◆ Exercise requirements:
Skip the images. Copy the records exactly as written.

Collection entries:
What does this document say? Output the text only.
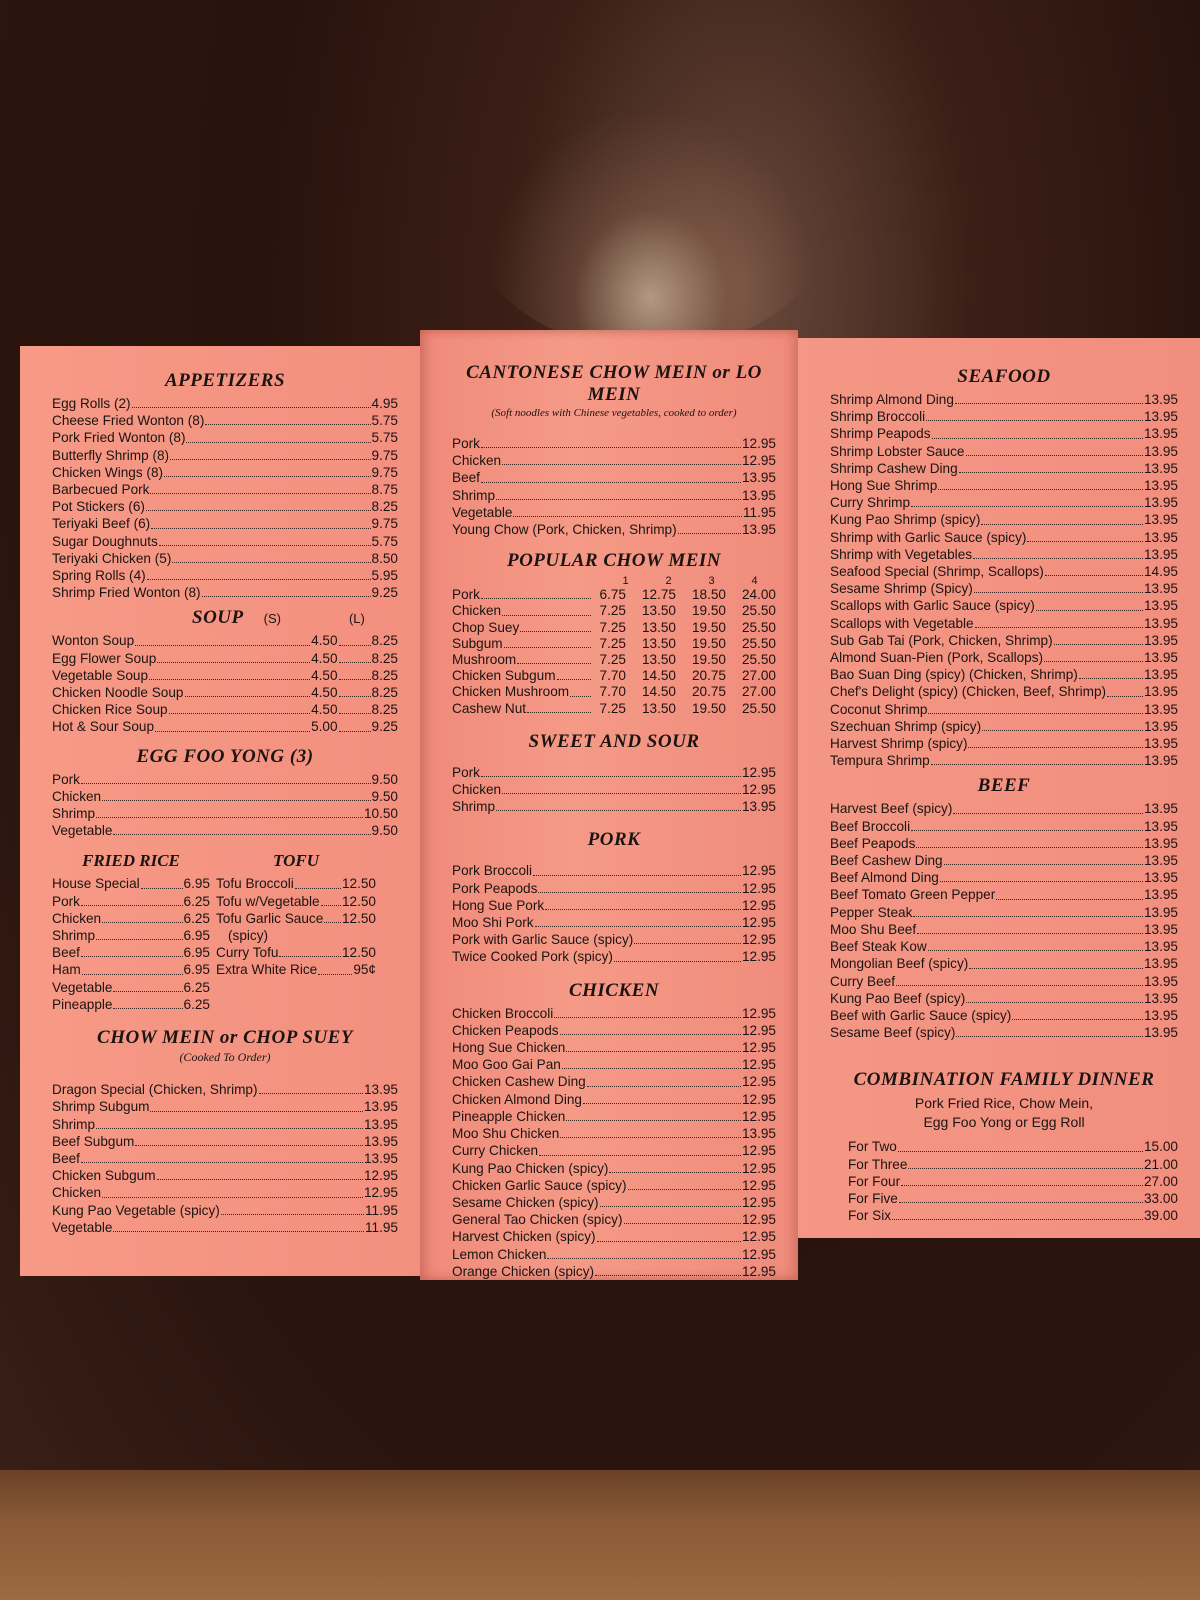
APPETIZERS
Egg Rolls (2)	4.95
Cheese Fried Wonton (8)	5.75
Pork Fried Wonton (8)	5.75
Butterfly Shrimp (8)	9.75
Chicken Wings (8)	9.75
Barbecued Pork	8.75
Pot Stickers (6)	8.25
Teriyaki Beef (6)	9.75
Sugar Doughnuts	5.75
Teriyaki Chicken (5)	8.50
Spring Rolls (4)	5.95
Shrimp Fried Wonton (8)	9.25
SOUP (S)	(L)
Wonton Soup	4.50	8.25
Egg Flower Soup	4.50	8.25
Vegetable Soup	4.50	8.25
Chicken Noodle Soup	4.50	8.25
Chicken Rice Soup	4.50	8.25
Hot & Sour Soup	5.00	9.25
EGG FOO YONG (3)
Pork	9.50
Chicken	9.50
Shrimp	10.50
Vegetable	9.50
FRIED RICE
House Special	6.95
Pork	6.25
Chicken	6.25
Shrimp	6.95
Beef	6.95
Ham	6.95
Vegetable	6.25
Pineapple	6.25
TOFU
Tofu Broccoli	12.50
Tofu w/Vegetable 12.50
Tofu Garlic Sauce 12.50
(spicy)
Curry Tofu	12.50
Extra White Rice	95¢
CHOW MEIN or CHOP SUEY
(Cooked To Order)
Dragon Special (Chicken, Shrimp)	13.95
Shrimp Subgum	13.95
Shrimp	13.95
Beef Subgum	13.95
Beef	13.95
Chicken Subgum	12.95
Chicken	12.95
Kung Pao Vegetable (spicy)	11.95
Vegetable	11.95
CANTONESE CHOW MEIN or LO MEIN
(Soft noodles with Chinese vegetables, cooked to order)
Pork	12.95
Chicken	12.95
Beef	13.95
Shrimp	13.95
Vegetable	11.95
Young Chow (Pork, Chicken, Shrimp)	13.95
POPULAR CHOW MEIN
1	2	3	4
Pork	6.75	12.75	18.50	24.00
Chicken	7.25	13.50	19.50	25.50
Chop Suey	7.25	13.50	19.50	25.50
Subgum	7.25	13.50	19.50	25.50
Mushroom	7.25	13.50	19.50	25.50
Chicken Subgum	7.70	14.50	20.75	27.00
Chicken Mushroom	7.70	14.50	20.75	27.00
Cashew Nut	7.25	13.50	19.50	25.50
SWEET AND SOUR
Pork	12.95
Chicken	12.95
Shrimp	13.95
PORK
Pork Broccoli	12.95
Pork Peapods	12.95
Hong Sue Pork	12.95
Moo Shi Pork	12.95
Pork with Garlic Sauce (spicy)	12.95
Twice Cooked Pork (spicy)	12.95
CHICKEN
Chicken Broccoli	12.95
Chicken Peapods	12.95
Hong Sue Chicken	12.95
Moo Goo Gai Pan	12.95
Chicken Cashew Ding	12.95
Chicken Almond Ding	12.95
Pineapple Chicken	12.95
Moo Shu Chicken	13.95
Curry Chicken	12.95
Kung Pao Chicken (spicy)	12.95
Chicken Garlic Sauce (spicy)	12.95
Sesame Chicken (spicy)	12.95
General Tao Chicken (spicy)	12.95
Harvest Chicken (spicy)	12.95
Lemon Chicken	12.95
Orange Chicken (spicy)	12.95
SEAFOOD
Shrimp Almond Ding	13.95
Shrimp Broccoli	13.95
Shrimp Peapods	13.95
Shrimp Lobster Sauce	13.95
Shrimp Cashew Ding	13.95
Hong Sue Shrimp	13.95
Curry Shrimp	13.95
Kung Pao Shrimp (spicy)	13.95
Shrimp with Garlic Sauce (spicy)	13.95
Shrimp with Vegetables	13.95
Seafood Special (Shrimp, Scallops)	14.95
Sesame Shrimp (Spicy)	13.95
Scallops with Garlic Sauce (spicy)	13.95
Scallops with Vegetable	13.95
Sub Gab Tai (Pork, Chicken, Shrimp)	13.95
Almond Suan-Pien (Pork, Scallops)	13.95
Bao Suan Ding (spicy) (Chicken, Shrimp)	13.95
Chef's Delight (spicy) (Chicken, Beef, Shrimp)	13.95
Coconut Shrimp	13.95
Szechuan Shrimp (spicy)	13.95
Harvest Shrimp (spicy)	13.95
Tempura Shrimp	13.95
BEEF
Harvest Beef (spicy)	13.95
Beef Broccoli	13.95
Beef Peapods	13.95
Beef Cashew Ding	13.95
Beef Almond Ding	13.95
Beef Tomato Green Pepper	13.95
Pepper Steak	13.95
Moo Shu Beef	13.95
Beef Steak Kow	13.95
Mongolian Beef (spicy)	13.95
Curry Beef	13.95
Kung Pao Beef (spicy)	13.95
Beef with Garlic Sauce (spicy)	13.95
Sesame Beef (spicy)	13.95
COMBINATION FAMILY DINNER
Pork Fried Rice, Chow Mein,
Egg Foo Yong or Egg Roll
For Two	15.00
For Three	21.00
For Four	27.00
For Five	33.00
For Six	39.00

◆ Solution below:
What does this document say? Output the text only.
APPETIZERS
Egg Rolls (2)	4.95
Cheese Fried Wonton (8)	5.75
Pork Fried Wonton (8)	5.75
Butterfly Shrimp (8)	9.75
Chicken Wings (8)	9.75
Barbecued Pork	8.75
Pot Stickers (6)	8.25
Teriyaki Beef (6)	9.75
Sugar Doughnuts	5.75
Teriyaki Chicken (5)	8.50
Spring Rolls (4)	5.95
Shrimp Fried Wonton (8)	9.25
SOUP (S)	(L)
Wonton Soup	4.50	8.25
Egg Flower Soup	4.50	8.25
Vegetable Soup	4.50	8.25
Chicken Noodle Soup	4.50	8.25
Chicken Rice Soup	4.50	8.25
Hot & Sour Soup	5.00	9.25
EGG FOO YONG (3)
Pork	9.50
Chicken	9.50
Shrimp	10.50
Vegetable	9.50
FRIED RICE
House Special	6.95
Pork	6.25
Chicken	6.25
Shrimp	6.95
Beef	6.95
Ham	6.95
Vegetable	6.25
Pineapple	6.25
TOFU
Tofu Broccoli	12.50
Tofu w/Vegetable 12.50
Tofu Garlic Sauce 12.50
(spicy)
Curry Tofu	12.50
Extra White Rice	95¢
CHOW MEIN or CHOP SUEY
(Cooked To Order)
Dragon Special (Chicken, Shrimp)	13.95
Shrimp Subgum	13.95
Shrimp	13.95
Beef Subgum	13.95
Beef	13.95
Chicken Subgum	12.95
Chicken	12.95
Kung Pao Vegetable (spicy)	11.95
Vegetable	11.95
CANTONESE CHOW MEIN or LO MEIN
(Soft noodles with Chinese vegetables, cooked to order)
Pork	12.95
Chicken	12.95
Beef	13.95
Shrimp	13.95
Vegetable	11.95
Young Chow (Pork, Chicken, Shrimp)	13.95
POPULAR CHOW MEIN
1	2	3	4
Pork	6.75	12.75	18.50	24.00
Chicken	7.25	13.50	19.50	25.50
Chop Suey	7.25	13.50	19.50	25.50
Subgum	7.25	13.50	19.50	25.50
Mushroom	7.25	13.50	19.50	25.50
Chicken Subgum	7.70	14.50	20.75	27.00
Chicken Mushroom	7.70	14.50	20.75	27.00
Cashew Nut	7.25	13.50	19.50	25.50
SWEET AND SOUR
Pork	12.95
Chicken	12.95
Shrimp	13.95
PORK
Pork Broccoli	12.95
Pork Peapods	12.95
Hong Sue Pork	12.95
Moo Shi Pork	12.95
Pork with Garlic Sauce (spicy)	12.95
Twice Cooked Pork (spicy)	12.95
CHICKEN
Chicken Broccoli	12.95
Chicken Peapods	12.95
Hong Sue Chicken	12.95
Moo Goo Gai Pan	12.95
Chicken Cashew Ding	12.95
Chicken Almond Ding	12.95
Pineapple Chicken	12.95
Moo Shu Chicken	13.95
Curry Chicken	12.95
Kung Pao Chicken (spicy)	12.95
Chicken Garlic Sauce (spicy)	12.95
Sesame Chicken (spicy)	12.95
General Tao Chicken (spicy)	12.95
Harvest Chicken (spicy)	12.95
Lemon Chicken	12.95
Orange Chicken (spicy)	12.95
SEAFOOD
Shrimp Almond Ding	13.95
Shrimp Broccoli	13.95
Shrimp Peapods	13.95
Shrimp Lobster Sauce	13.95
Shrimp Cashew Ding	13.95
Hong Sue Shrimp	13.95
Curry Shrimp	13.95
Kung Pao Shrimp (spicy)	13.95
Shrimp with Garlic Sauce (spicy)	13.95
Shrimp with Vegetables	13.95
Seafood Special (Shrimp, Scallops)	14.95
Sesame Shrimp (Spicy)	13.95
Scallops with Garlic Sauce (spicy)	13.95
Scallops with Vegetable	13.95
Sub Gab Tai (Pork, Chicken, Shrimp)	13.95
Almond Suan-Pien (Pork, Scallops)	13.95
Bao Suan Ding (spicy) (Chicken, Shrimp)	13.95
Chef's Delight (spicy) (Chicken, Beef, Shrimp)	13.95
Coconut Shrimp	13.95
Szechuan Shrimp (spicy)	13.95
Harvest Shrimp (spicy)	13.95
Tempura Shrimp	13.95
BEEF
Harvest Beef (spicy)	13.95
Beef Broccoli	13.95
Beef Peapods	13.95
Beef Cashew Ding	13.95
Beef Almond Ding	13.95
Beef Tomato Green Pepper	13.95
Pepper Steak	13.95
Moo Shu Beef	13.95
Beef Steak Kow	13.95
Mongolian Beef (spicy)	13.95
Curry Beef	13.95
Kung Pao Beef (spicy)	13.95
Beef with Garlic Sauce (spicy)	13.95
Sesame Beef (spicy)	13.95
COMBINATION FAMILY DINNER
Pork Fried Rice, Chow Mein,
Egg Foo Yong or Egg Roll
For Two	15.00
For Three	21.00
For Four	27.00
For Five	33.00
For Six	39.00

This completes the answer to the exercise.